(Stored dataset items)
________________________________________
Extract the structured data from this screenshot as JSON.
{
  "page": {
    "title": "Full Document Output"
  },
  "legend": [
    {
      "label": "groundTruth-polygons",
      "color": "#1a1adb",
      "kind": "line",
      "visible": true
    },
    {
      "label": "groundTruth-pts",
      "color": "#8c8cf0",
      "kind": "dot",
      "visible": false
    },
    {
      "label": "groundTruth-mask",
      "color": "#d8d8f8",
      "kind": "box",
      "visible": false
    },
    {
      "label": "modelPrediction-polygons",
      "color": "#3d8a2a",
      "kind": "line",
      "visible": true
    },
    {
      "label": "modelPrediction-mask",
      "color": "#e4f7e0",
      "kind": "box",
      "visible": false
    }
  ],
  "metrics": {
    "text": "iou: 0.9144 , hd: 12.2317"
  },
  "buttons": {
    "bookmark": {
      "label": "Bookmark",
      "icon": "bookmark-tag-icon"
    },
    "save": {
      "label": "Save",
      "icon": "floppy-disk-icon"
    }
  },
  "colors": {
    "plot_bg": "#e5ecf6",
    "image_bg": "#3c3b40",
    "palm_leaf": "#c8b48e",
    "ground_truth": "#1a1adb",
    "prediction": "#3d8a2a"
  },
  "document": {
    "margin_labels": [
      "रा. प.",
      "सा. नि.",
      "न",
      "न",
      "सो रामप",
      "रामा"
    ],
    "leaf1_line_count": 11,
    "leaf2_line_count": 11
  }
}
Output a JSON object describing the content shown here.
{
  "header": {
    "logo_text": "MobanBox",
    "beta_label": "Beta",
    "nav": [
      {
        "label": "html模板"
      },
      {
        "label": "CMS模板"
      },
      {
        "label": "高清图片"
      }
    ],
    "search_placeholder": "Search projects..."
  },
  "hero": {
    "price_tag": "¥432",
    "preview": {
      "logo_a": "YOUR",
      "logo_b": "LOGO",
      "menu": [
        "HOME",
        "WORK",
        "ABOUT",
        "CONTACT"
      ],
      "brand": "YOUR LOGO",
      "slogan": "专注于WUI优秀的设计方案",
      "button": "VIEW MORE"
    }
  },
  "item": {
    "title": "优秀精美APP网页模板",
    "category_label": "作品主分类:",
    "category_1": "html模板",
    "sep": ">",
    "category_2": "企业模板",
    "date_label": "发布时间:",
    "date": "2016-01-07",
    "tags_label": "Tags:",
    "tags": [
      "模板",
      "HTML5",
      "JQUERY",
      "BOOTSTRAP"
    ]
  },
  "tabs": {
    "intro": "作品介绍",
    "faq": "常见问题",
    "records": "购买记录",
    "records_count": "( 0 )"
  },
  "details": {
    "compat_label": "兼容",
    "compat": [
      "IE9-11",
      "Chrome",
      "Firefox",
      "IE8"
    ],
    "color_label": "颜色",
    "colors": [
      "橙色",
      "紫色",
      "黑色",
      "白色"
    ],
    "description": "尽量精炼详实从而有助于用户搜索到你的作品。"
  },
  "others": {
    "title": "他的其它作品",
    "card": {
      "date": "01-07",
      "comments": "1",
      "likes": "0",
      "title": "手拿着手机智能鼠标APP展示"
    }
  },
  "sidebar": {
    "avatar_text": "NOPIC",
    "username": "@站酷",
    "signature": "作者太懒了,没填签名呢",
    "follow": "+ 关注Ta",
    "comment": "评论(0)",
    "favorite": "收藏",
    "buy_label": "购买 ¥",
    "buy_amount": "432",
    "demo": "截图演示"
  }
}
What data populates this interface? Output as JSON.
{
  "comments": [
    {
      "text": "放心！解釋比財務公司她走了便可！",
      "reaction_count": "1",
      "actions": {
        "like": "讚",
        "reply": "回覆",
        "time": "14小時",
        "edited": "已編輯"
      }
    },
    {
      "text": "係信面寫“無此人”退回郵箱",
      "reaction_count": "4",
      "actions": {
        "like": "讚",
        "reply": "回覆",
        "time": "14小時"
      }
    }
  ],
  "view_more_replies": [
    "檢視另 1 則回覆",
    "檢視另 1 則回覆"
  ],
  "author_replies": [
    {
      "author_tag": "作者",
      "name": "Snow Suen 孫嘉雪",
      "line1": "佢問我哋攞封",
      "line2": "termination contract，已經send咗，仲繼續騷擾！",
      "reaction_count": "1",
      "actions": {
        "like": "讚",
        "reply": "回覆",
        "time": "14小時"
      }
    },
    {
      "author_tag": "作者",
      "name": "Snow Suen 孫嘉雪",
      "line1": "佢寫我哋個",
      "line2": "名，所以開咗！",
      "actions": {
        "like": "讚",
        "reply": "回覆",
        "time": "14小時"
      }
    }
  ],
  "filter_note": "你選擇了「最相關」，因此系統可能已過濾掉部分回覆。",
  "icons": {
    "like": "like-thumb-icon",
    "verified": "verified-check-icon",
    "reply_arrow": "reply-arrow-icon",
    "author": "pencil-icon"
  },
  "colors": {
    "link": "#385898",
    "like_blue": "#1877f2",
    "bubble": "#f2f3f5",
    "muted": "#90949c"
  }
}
________________________________________
Written request.
In full and verbatim, repeat the records given above.

Response to this exercise.
Extract the structured data from this screenshot as JSON.
{
  "page": {
    "title": "Full Document Output"
  },
  "legend": [
    {
      "label": "groundTruth-polygons",
      "color": "#1a1adb",
      "kind": "line",
      "visible": true
    },
    {
      "label": "groundTruth-pts",
      "color": "#8c8cf0",
      "kind": "dot",
      "visible": false
    },
    {
      "label": "groundTruth-mask",
      "color": "#d8d8f8",
      "kind": "box",
      "visible": false
    },
    {
      "label": "modelPrediction-polygons",
      "color": "#3d8a2a",
      "kind": "line",
      "visible": true
    },
    {
      "label": "modelPrediction-mask",
      "color": "#e4f7e0",
      "kind": "box",
      "visible": false
    }
  ],
  "metrics": {
    "text": "iou: 0.9144 , hd: 12.2317"
  },
  "buttons": {
    "bookmark": {
      "label": "Bookmark",
      "icon": "bookmark-tag-icon"
    },
    "save": {
      "label": "Save",
      "icon": "floppy-disk-icon"
    }
  },
  "colors": {
    "plot_bg": "#e5ecf6",
    "image_bg": "#3c3b40",
    "palm_leaf": "#c8b48e",
    "ground_truth": "#1a1adb",
    "prediction": "#3d8a2a"
  },
  "document": {
    "margin_labels": [
      "रा. प.",
      "सा. नि.",
      "न",
      "न",
      "सो रामप",
      "रामा"
    ],
    "leaf1_line_count": 11,
    "leaf2_line_count": 11
  }
}
Output a JSON object describing the content shown here.
{
  "header": {
    "logo_text": "MobanBox",
    "beta_label": "Beta",
    "nav": [
      {
        "label": "html模板"
      },
      {
        "label": "CMS模板"
      },
      {
        "label": "高清图片"
      }
    ],
    "search_placeholder": "Search projects..."
  },
  "hero": {
    "price_tag": "¥432",
    "preview": {
      "logo_a": "YOUR",
      "logo_b": "LOGO",
      "menu": [
        "HOME",
        "WORK",
        "ABOUT",
        "CONTACT"
      ],
      "brand": "YOUR LOGO",
      "slogan": "专注于WUI优秀的设计方案",
      "button": "VIEW MORE"
    }
  },
  "item": {
    "title": "优秀精美APP网页模板",
    "category_label": "作品主分类:",
    "category_1": "html模板",
    "sep": ">",
    "category_2": "企业模板",
    "date_label": "发布时间:",
    "date": "2016-01-07",
    "tags_label": "Tags:",
    "tags": [
      "模板",
      "HTML5",
      "JQUERY",
      "BOOTSTRAP"
    ]
  },
  "tabs": {
    "intro": "作品介绍",
    "faq": "常见问题",
    "records": "购买记录",
    "records_count": "( 0 )"
  },
  "details": {
    "compat_label": "兼容",
    "compat": [
      "IE9-11",
      "Chrome",
      "Firefox",
      "IE8"
    ],
    "color_label": "颜色",
    "colors": [
      "橙色",
      "紫色",
      "黑色",
      "白色"
    ],
    "description": "尽量精炼详实从而有助于用户搜索到你的作品。"
  },
  "others": {
    "title": "他的其它作品",
    "card": {
      "date": "01-07",
      "comments": "1",
      "likes": "0",
      "title": "手拿着手机智能鼠标APP展示"
    }
  },
  "sidebar": {
    "avatar_text": "NOPIC",
    "username": "@站酷",
    "signature": "作者太懒了,没填签名呢",
    "follow": "+ 关注Ta",
    "comment": "评论(0)",
    "favorite": "收藏",
    "buy_label": "购买 ¥",
    "buy_amount": "432",
    "demo": "截图演示"
  }
}
What data populates this interface? Output as JSON.
{
  "comments": [
    {
      "text": "放心！解釋比財務公司她走了便可！",
      "reaction_count": "1",
      "actions": {
        "like": "讚",
        "reply": "回覆",
        "time": "14小時",
        "edited": "已編輯"
      }
    },
    {
      "text": "係信面寫“無此人”退回郵箱",
      "reaction_count": "4",
      "actions": {
        "like": "讚",
        "reply": "回覆",
        "time": "14小時"
      }
    }
  ],
  "view_more_replies": [
    "檢視另 1 則回覆",
    "檢視另 1 則回覆"
  ],
  "author_replies": [
    {
      "author_tag": "作者",
      "name": "Snow Suen 孫嘉雪",
      "line1": "佢問我哋攞封",
      "line2": "termination contract，已經send咗，仲繼續騷擾！",
      "reaction_count": "1",
      "actions": {
        "like": "讚",
        "reply": "回覆",
        "time": "14小時"
      }
    },
    {
      "author_tag": "作者",
      "name": "Snow Suen 孫嘉雪",
      "line1": "佢寫我哋個",
      "line2": "名，所以開咗！",
      "actions": {
        "like": "讚",
        "reply": "回覆",
        "time": "14小時"
      }
    }
  ],
  "filter_note": "你選擇了「最相關」，因此系統可能已過濾掉部分回覆。",
  "icons": {
    "like": "like-thumb-icon",
    "verified": "verified-check-icon",
    "reply_arrow": "reply-arrow-icon",
    "author": "pencil-icon"
  },
  "colors": {
    "link": "#385898",
    "like_blue": "#1877f2",
    "bubble": "#f2f3f5",
    "muted": "#90949c"
  }
}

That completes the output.